WRITTEN EXERCISE -> Gather every line in the records below that contains the word "Intelligence".

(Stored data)
────
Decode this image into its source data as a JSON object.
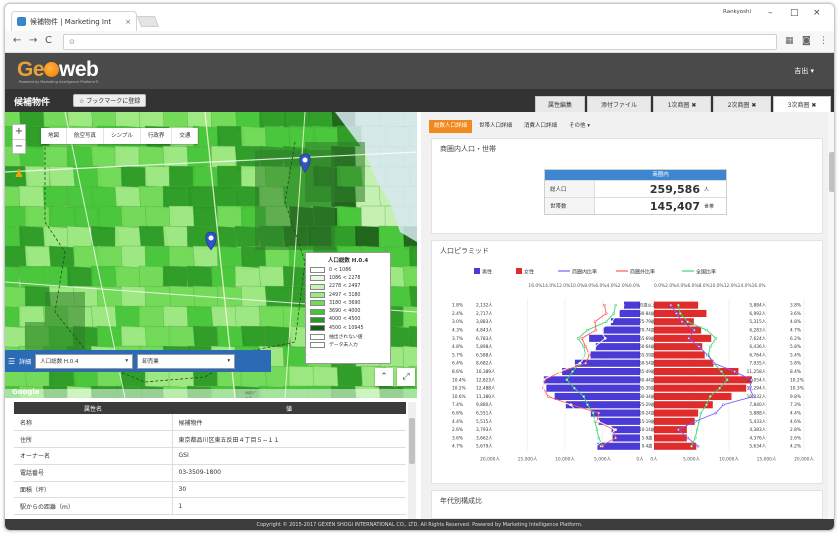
{
  "browser": {
    "tab_title": "候補物件 | Marketing Int",
    "tab_close": "×",
    "window_user": "Rankyoshi",
    "win_min": "–",
    "win_max": "□",
    "win_close": "×",
    "back": "←",
    "forward": "→",
    "reload": "C",
    "url_icon": "⊙"
  },
  "app": {
    "logo_ge": "Ge",
    "logo_rest": "web",
    "tagline": "Powered by Marketing Intelligence Platform®",
    "user_menu": "吉出 ▾",
    "page_title": "候補物件",
    "bookmark_button": "☆ ブックマークに登録",
    "right_tabs": [
      "属性編集",
      "添付ファイル",
      "1次商圏 ✖",
      "2次商圏 ✖",
      "3次商圏 ✖"
    ]
  },
  "map": {
    "zoom_in": "+",
    "zoom_out": "−",
    "map_types": [
      "地図",
      "航空写真",
      "シンプル",
      "行政界",
      "交通"
    ],
    "legend_title": "人口総数 H.0.4",
    "legend": [
      {
        "label": "0 < 1086",
        "color": "#ffffff"
      },
      {
        "label": "1086 < 2278",
        "color": "#e8f9e0"
      },
      {
        "label": "2278 < 2497",
        "color": "#c5f3b4"
      },
      {
        "label": "2497 < 3180",
        "color": "#9cea80"
      },
      {
        "label": "3180 < 3690",
        "color": "#6fdc55"
      },
      {
        "label": "3690 < 4000",
        "color": "#42c635"
      },
      {
        "label": "4000 < 4500",
        "color": "#279a22"
      },
      {
        "label": "4500 < 10945",
        "color": "#165f14"
      },
      {
        "label": "抽出されない値",
        "color": "#ffffff"
      },
      {
        "label": "データ未入力",
        "color": "#ffffff"
      }
    ],
    "detail_label": "詳細",
    "select1": "人口総数 H.0.4",
    "select2": "卸売業",
    "google": "Google",
    "map_footer": "地図データ ©2017 Google, ZENRIN  利用規約  地図の誤りを報告する"
  },
  "table": {
    "headers": [
      "属性名",
      "値"
    ],
    "rows": [
      [
        "名称",
        "候補物件"
      ],
      [
        "住所",
        "東京都品川区東五反田４丁目５−１１"
      ],
      [
        "オーナー名",
        "GSI"
      ],
      [
        "電話番号",
        "03-3509-1800"
      ],
      [
        "面積（坪）",
        "30"
      ],
      [
        "駅からの距離（m）",
        "1"
      ]
    ]
  },
  "right": {
    "tabs": [
      "総数人口詳細",
      "世帯人口詳細",
      "消費人口詳細",
      "その他 ▾"
    ],
    "card1_title": "商圏内人口・世帯",
    "summary_head": "商圏内",
    "summary": [
      {
        "label": "総人口",
        "value": "259,586",
        "unit": "人"
      },
      {
        "label": "世帯数",
        "value": "145,407",
        "unit": "世帯"
      }
    ],
    "card2_title": "人口ピラミッド",
    "card3_title": "年代別構成比"
  },
  "chart_data": {
    "type": "bar",
    "legend": [
      "男性",
      "女性",
      "商圏内比率",
      "商圏外比率",
      "全国比率"
    ],
    "colors": {
      "male": "#4a3ad6",
      "female": "#e02b2b",
      "area": "#7a5cff",
      "outside": "#ff5a5a",
      "national": "#3fd675"
    },
    "categories": [
      "85歳以上",
      "80-84歳",
      "75-79歳",
      "70-74歳",
      "65-69歳",
      "60-64歳",
      "55-59歳",
      "50-54歳",
      "45-49歳",
      "40-44歳",
      "35-39歳",
      "30-34歳",
      "25-29歳",
      "20-24歳",
      "15-19歳",
      "10-14歳",
      "5-9歳",
      "0-4歳"
    ],
    "male": [
      2132,
      2717,
      3883,
      4843,
      6783,
      5898,
      6588,
      8682,
      10389,
      12823,
      12488,
      11380,
      9880,
      6551,
      5515,
      3793,
      3662,
      5679
    ],
    "female": [
      5884,
      6992,
      5315,
      6283,
      7624,
      6436,
      6764,
      7935,
      11258,
      13054,
      12294,
      10332,
      7840,
      5888,
      5433,
      4383,
      4376,
      5634
    ],
    "male_labels": [
      "2,132人",
      "2,717人",
      "3,883人",
      "4,843人",
      "6,783人",
      "5,898人",
      "6,588人",
      "8,682人",
      "10,389人",
      "12,823人",
      "12,488人",
      "11,380人",
      "9,880人",
      "6,551人",
      "5,515人",
      "3,793人",
      "3,662人",
      "5,679人"
    ],
    "female_labels": [
      "5,884人",
      "6,992人",
      "5,315人",
      "6,283人",
      "7,624人",
      "6,436人",
      "6,764人",
      "7,935人",
      "11,258人",
      "13,054人",
      "12,294人",
      "10,332人",
      "7,840人",
      "5,888人",
      "5,433人",
      "4,383人",
      "4,376人",
      "5,634人"
    ],
    "male_pct": [
      "1.8%",
      "2.4%",
      "3.0%",
      "4.3%",
      "3.7%",
      "4.8%",
      "5.7%",
      "6.4%",
      "8.6%",
      "10.4%",
      "10.2%",
      "10.6%",
      "7.4%",
      "6.6%",
      "4.4%",
      "2.6%",
      "3.6%",
      "4.7%"
    ],
    "female_pct": [
      "3.8%",
      "3.6%",
      "4.8%",
      "4.7%",
      "6.2%",
      "5.8%",
      "5.4%",
      "5.8%",
      "8.4%",
      "10.2%",
      "10.3%",
      "9.8%",
      "7.3%",
      "4.4%",
      "4.6%",
      "2.8%",
      "2.6%",
      "4.2%"
    ],
    "area_ratio": [
      1.8,
      2.4,
      3.0,
      4.3,
      3.7,
      4.8,
      5.7,
      6.4,
      8.6,
      10.4,
      10.2,
      10.6,
      7.4,
      6.6,
      4.4,
      2.6,
      3.6,
      4.7
    ],
    "outside_ratio": [
      3.8,
      3.6,
      4.8,
      4.7,
      6.2,
      5.8,
      5.4,
      5.8,
      8.4,
      10.2,
      10.3,
      9.8,
      7.3,
      4.4,
      4.6,
      2.8,
      2.6,
      4.2
    ],
    "national_ratio": [
      2.6,
      2.8,
      3.6,
      5.6,
      6.6,
      6.0,
      5.8,
      6.4,
      7.2,
      7.8,
      7.0,
      6.0,
      5.6,
      5.0,
      4.8,
      4.6,
      4.4,
      4.0
    ],
    "top_axis": "16.0%14.0%12.0%10.0%8.0%6.0%4.0%2.0%0.0%",
    "top_axis_right": "0.0%2.0%4.0%6.0%8.0%10.0%12.0%14.0%16.0%",
    "bottom_left_ticks": [
      "20,000人",
      "15,000人",
      "10,000人",
      "5,000人",
      "0人"
    ],
    "bottom_right_ticks": [
      "0人",
      "5,000人",
      "10,000人",
      "15,000人",
      "20,000人"
    ],
    "xlim": [
      0,
      20000
    ]
  },
  "footer": "Copyright © 2015-2017 GEXEN SHOGI INTERNATIONAL CO., LTD. All Rights Reserved.  Powered by Marketing Intelligence Platform."
}
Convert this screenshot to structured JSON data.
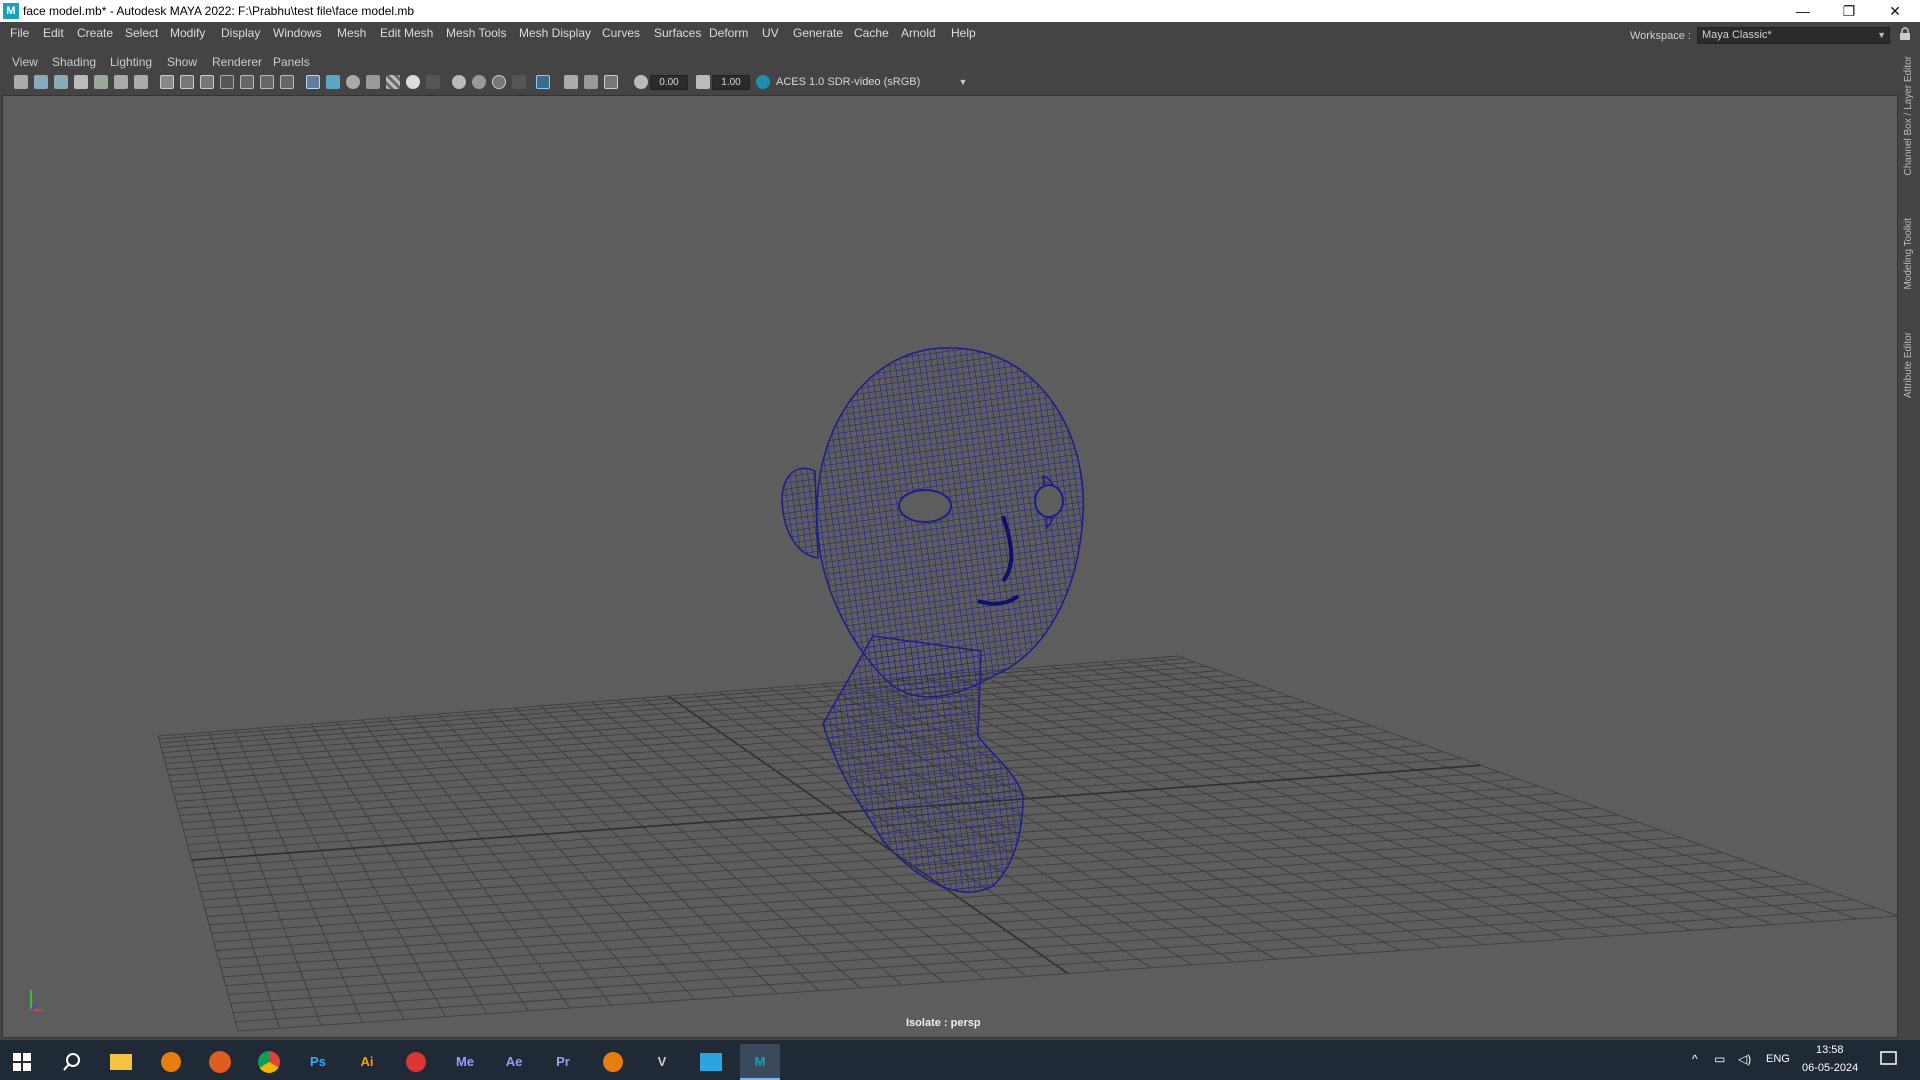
{
  "window": {
    "title": "face model.mb* - Autodesk MAYA 2022: F:\\Prabhu\\test file\\face model.mb",
    "app_icon": "M",
    "minimize": "—",
    "restore": "❐",
    "close": "✕"
  },
  "menubar": {
    "items": [
      "File",
      "Edit",
      "Create",
      "Select",
      "Modify",
      "Display",
      "Windows",
      "Mesh",
      "Edit Mesh",
      "Mesh Tools",
      "Mesh Display",
      "Curves",
      "Surfaces",
      "Deform",
      "UV",
      "Generate",
      "Cache",
      "Arnold",
      "Help"
    ],
    "workspace_label": "Workspace :",
    "workspace_value": "Maya Classic*"
  },
  "panel_menu": {
    "items": [
      "View",
      "Shading",
      "Lighting",
      "Show",
      "Renderer",
      "Panels"
    ]
  },
  "toolbar": {
    "exposure_value": "0.00",
    "gamma_value": "1.00",
    "colorspace": "ACES 1.0 SDR-video (sRGB)"
  },
  "viewport": {
    "isolate_label": "Isolate : persp",
    "mesh_color": "#1d1d8c",
    "grid_color": "#3e3e3e",
    "bg_color": "#5d5d5d"
  },
  "sidebar": {
    "tabs": [
      "Channel Box / Layer Editor",
      "Modeling Toolkit",
      "Attribute Editor"
    ]
  },
  "taskbar": {
    "apps": [
      "start-icon",
      "search-icon",
      "file-explorer-icon",
      "blender-icon",
      "firefox-icon",
      "chrome-icon",
      "Ps",
      "Ai",
      "substance-icon",
      "Me",
      "Ae",
      "Pr",
      "blender-icon",
      "vectorworks-icon",
      "paint-icon",
      "M"
    ],
    "tray_lang": "ENG",
    "time": "13:58",
    "date": "06-05-2024"
  }
}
────
RESPONSE TO THE EXERCISE ->
    "tagline": "Powered by Marketing Intelligence Platform®",
  "footer": "Copyright © 2015-2017 GEXEN SHOGI INTERNATIONAL CO., LTD. All Rights Reserved.  Powered by Marketing Intelligence Platform."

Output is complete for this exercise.